##### TEKST DO PRZECZYTANIA #####

Artykuły

Czy aktorzy są tylko do grania?

"Mefisto" inspirowany powieścią Klausa Manna i filmem Istvána Szabó w reż. Agnieszki Błońskiej w Teatrze Powszechnym w Warszawie. Pisze Piotr Piber w portalu Teatrologia.info.

Zanim jeszcze zacznie się spektakl o diabelskim tytule, w warszawskim Teatrze Powszechnym słyszymy z głośników słowa modlitwy zawierzające teatr, aktorów i widzów boskiej opiece. Mówią dużo o krwi i cierpieniu, odwołując się do religijnej wyobraźni polskiego mesjanizmu narodowego. Po modlitwie jesteśmy proszeni o wyłączenie komórek i nienagrywanie przedstawienia. Mefisto może się rozpocząć.

Otwiera go mini-wykład Arkadiusza Brykalskiego o powieści Klausa Manna z 1936 roku i jej nagrodzonej Oskarem ekranizacji w reżyserii Istvána Szabó z wybitną główną rolą Klausa Marii Brandauera. Brykalski wspomina także o Gustafie Gründgensie, koryfeuszu sztuki aktorskiej czasów nazizmu i pierwowzorze Mannowskiego bohatera, Hendrika Höfgena, oraz o poprzednim wystawieniu "Mefista" na scenie Powszechnego w 1983 roku, w którym teatralnego ulubieńca narodowo-socjalistycznych panów Niemiec zagrał Tadeusz Huk.

Tyle historia. Ale nas interesuje przecież tu i teraz. I chociaż przywołanie opisanej przez Manna burzliwej i malowniczej atmosfery zmierzchu Republiki Weimarskiej z całym teatralnym, kabaretowym i dekadenckim sztafażem w duchu realistycznego teatru może się wydawać kuszące i dość łatwo to zrobić, co pokazują Brykalski z Karoliną Adamczyk, gładko wchodząc na chwilę w rolę postaci Höfgena i jego kochanki, spektakl, który oglądamy, będzie czymś innym.

#####

TREŚĆ ZADANIA
Napisz dalszy ciąg recenzji spektaklu „Mefisto” w Teatrze Powszechnym, zaczynając od miejsca po jej ostatnim zdaniu.

##### ZAWARTOŚĆ REKORDÓW #####

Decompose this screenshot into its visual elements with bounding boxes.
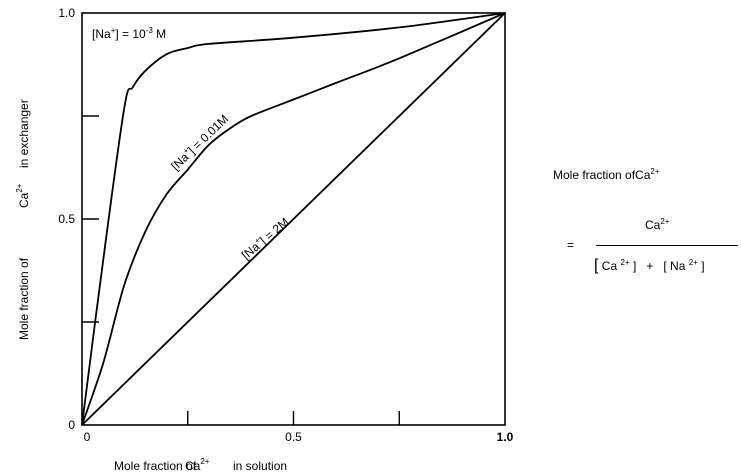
curve-label-0.01M: [Na+] = 0.01M bbox=[168, 111, 231, 173]
equation-denominator: [ Ca 2+ ] + [ Na 2+ ] bbox=[594, 257, 705, 274]
equation-equals-sign: = bbox=[567, 238, 575, 252]
y-tick-label: 0 bbox=[68, 418, 75, 432]
equation-numerator: Ca2+ bbox=[645, 217, 670, 233]
series-line-1 bbox=[81, 12, 506, 426]
y-tick-label: 1.0 bbox=[58, 6, 75, 20]
fraction-bar bbox=[596, 245, 738, 246]
x-tick-label: 0 bbox=[84, 430, 91, 444]
series-line-2 bbox=[81, 12, 506, 426]
curve-label-2M: [Na+] = 2M bbox=[238, 214, 291, 262]
y-axis-label: Mole fraction ofCa2+in exchanger bbox=[15, 99, 31, 340]
series-line-3 bbox=[81, 12, 506, 426]
curve-label-1e-3: [Na+] = 10-3 M bbox=[92, 26, 166, 41]
x-tick-label: 0.5 bbox=[285, 430, 302, 444]
x-axis-label: Mole fraction ofCa2+ in solution bbox=[114, 457, 287, 473]
equation-title: Mole fraction ofCa2+ bbox=[553, 167, 660, 183]
y-tick-label: 0.5 bbox=[58, 212, 75, 226]
x-tick-label: 1.0 bbox=[497, 430, 514, 444]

#####

ODPOWIEDŹ
Reżyserka Agnieszka Błońska, dramaturżka Joanna Wichowska i zespół Powszechnego proponują nam bowiem sceniczny esej o aktorstwie, a raczej o politycznej stronie tego zawodu, zadający pytania, na ile aktor grając wyraża swoje poglądy, a na ile ulega presji władzy, chęci zaistnienia i popularności, i jaką za to skłonny jest zapłacić cenę. Na co się może zgodzić i jaką ponosi za to odpowiedzialność. O przyznaniu aktorom prawa do wolności do grania w spektaklach politycznych. Aktorzy występujący w "Mefiście" nie ukrywają się pod zmyślonymi postaciami (jeśli to możliwe w zawodowym teatrze, w precyzyjnie skonstruowanym przedstawieniu) i mówią do nas pod swoimi nazwiskami, nawiązując do swoich własnych, prawdziwych historii. Oprócz Brykalskiego i Adamczyk są to: Grzegorz Artman, Klara Bielawka, Aleksandra Bożek, Maria Robaszkiewicz i Oskar Stoczyński.

Zaczynają od zarzekania się, że nigdy nie wystąpią w rządowej telewizji, nie przypodobają się obecnej władzy, licytując się w deklaracjach własnej niezłomności ("Nigdy nie podam ręki Kurskiemu!"). Ta gorliwość, dziecinna i przesadzona, jest zabawna. Tym zabawniejsza, że podobno na pewne nazwiska w TVP jest zapis, obejmujący zwłaszcza obsadę "Klątwy" w reżyserii Olivera Frljicia. Wspomniana gorliwość robi tym silniejsze wrażenie, że pierwszy raz w historii polskiego teatru po 1989 aktorzy dostali wezwania do prokuratury, w której mieli zeznawać w sprawie własnej pracy scenicznej w związku z podejrzeniem o obrazę uczuć religijnych. Więc chichoczemy, ponieważ wiemy, że jak dotąd, mówiący do nas aktorzy, w przeciwieństwie do wielu bufetowych gawędziarzy, dali jednoznaczne świadectwo swoim artystycznym i politycznym, a tak naprawdę, ponieważ taka jest wyraźniejąca wraz z biegiem przedstawienia wymowa "Mefista", ludzkim wyborom.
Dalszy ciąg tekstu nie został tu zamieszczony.